[begin RAW DATA]

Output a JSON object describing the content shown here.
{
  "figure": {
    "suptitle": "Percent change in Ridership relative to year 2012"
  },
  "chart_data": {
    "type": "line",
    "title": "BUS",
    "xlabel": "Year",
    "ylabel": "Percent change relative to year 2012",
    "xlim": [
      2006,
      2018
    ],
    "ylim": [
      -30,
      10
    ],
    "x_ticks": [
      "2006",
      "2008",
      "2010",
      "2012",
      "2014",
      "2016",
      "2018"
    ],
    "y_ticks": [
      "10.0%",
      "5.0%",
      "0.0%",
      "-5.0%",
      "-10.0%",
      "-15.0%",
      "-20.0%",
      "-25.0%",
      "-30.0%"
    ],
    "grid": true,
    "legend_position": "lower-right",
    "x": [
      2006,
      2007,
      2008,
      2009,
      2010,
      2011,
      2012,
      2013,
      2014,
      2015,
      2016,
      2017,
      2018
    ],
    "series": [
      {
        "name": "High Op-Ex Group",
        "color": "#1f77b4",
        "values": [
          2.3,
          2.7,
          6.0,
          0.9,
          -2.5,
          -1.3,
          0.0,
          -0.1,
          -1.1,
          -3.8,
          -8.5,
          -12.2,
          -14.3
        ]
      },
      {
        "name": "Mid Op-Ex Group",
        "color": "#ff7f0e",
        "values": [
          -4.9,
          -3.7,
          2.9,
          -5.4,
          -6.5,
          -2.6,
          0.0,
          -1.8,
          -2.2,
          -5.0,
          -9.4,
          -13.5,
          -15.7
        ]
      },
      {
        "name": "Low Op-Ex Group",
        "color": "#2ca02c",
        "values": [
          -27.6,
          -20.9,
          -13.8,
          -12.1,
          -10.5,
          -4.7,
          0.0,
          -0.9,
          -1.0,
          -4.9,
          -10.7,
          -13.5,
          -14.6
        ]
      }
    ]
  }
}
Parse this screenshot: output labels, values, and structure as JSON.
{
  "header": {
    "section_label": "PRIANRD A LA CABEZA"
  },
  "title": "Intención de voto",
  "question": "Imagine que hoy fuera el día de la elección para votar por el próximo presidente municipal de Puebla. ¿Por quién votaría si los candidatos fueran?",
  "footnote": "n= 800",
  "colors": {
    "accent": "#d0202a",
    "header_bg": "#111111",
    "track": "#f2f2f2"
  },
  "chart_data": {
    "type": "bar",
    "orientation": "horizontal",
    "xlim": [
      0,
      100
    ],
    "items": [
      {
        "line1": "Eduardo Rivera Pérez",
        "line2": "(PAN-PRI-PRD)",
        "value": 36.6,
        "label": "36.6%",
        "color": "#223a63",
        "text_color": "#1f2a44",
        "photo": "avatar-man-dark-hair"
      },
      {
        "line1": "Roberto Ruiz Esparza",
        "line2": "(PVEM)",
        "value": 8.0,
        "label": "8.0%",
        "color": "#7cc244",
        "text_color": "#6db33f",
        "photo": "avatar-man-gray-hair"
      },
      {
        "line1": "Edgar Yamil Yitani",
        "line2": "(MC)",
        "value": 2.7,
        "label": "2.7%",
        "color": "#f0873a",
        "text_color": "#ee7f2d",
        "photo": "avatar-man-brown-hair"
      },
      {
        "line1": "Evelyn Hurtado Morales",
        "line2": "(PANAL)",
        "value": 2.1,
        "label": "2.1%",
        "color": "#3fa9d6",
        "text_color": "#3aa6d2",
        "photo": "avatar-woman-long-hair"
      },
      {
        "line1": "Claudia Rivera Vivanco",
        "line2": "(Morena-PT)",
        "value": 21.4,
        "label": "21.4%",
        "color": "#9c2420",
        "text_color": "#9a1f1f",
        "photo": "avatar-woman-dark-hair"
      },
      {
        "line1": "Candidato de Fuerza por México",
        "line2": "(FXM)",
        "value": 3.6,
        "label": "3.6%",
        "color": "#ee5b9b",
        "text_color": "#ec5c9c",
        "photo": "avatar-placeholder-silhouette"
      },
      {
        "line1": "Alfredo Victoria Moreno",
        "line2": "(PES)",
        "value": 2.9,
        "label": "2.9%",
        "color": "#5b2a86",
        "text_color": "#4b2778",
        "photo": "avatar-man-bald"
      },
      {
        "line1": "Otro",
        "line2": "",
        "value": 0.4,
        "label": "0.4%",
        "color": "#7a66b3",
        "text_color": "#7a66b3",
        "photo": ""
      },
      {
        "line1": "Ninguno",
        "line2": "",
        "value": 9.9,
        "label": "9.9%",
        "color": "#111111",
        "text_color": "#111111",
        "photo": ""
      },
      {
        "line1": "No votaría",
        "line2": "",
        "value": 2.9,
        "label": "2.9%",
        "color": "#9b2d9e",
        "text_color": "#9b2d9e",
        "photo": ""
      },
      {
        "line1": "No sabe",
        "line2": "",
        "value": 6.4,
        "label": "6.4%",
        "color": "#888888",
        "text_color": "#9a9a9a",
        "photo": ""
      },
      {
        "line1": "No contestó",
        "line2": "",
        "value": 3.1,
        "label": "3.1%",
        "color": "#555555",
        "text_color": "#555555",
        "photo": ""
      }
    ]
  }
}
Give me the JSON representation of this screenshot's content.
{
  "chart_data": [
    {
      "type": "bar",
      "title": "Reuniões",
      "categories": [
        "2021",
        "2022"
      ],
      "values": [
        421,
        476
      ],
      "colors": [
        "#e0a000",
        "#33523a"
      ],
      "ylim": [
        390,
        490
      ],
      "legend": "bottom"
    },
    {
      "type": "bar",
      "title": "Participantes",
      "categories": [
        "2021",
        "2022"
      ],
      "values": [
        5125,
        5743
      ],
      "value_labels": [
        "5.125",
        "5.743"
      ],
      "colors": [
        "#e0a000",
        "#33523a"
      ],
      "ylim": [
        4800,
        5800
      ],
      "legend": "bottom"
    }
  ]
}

[end RAW DATA]

WHAT NEEDS TO BE DONE: Everything from the line containing "Give me the" through the last line of the records must be given again exactly; leave out all other lines.

EXERCISE OUTPUT:
Give me the JSON representation of this screenshot's content.
{
  "chart_data": [
    {
      "type": "bar",
      "title": "Reuniões",
      "categories": [
        "2021",
        "2022"
      ],
      "values": [
        421,
        476
      ],
      "colors": [
        "#e0a000",
        "#33523a"
      ],
      "ylim": [
        390,
        490
      ],
      "legend": "bottom"
    },
    {
      "type": "bar",
      "title": "Participantes",
      "categories": [
        "2021",
        "2022"
      ],
      "values": [
        5125,
        5743
      ],
      "value_labels": [
        "5.125",
        "5.743"
      ],
      "colors": [
        "#e0a000",
        "#33523a"
      ],
      "ylim": [
        4800,
        5800
      ],
      "legend": "bottom"
    }
  ]
}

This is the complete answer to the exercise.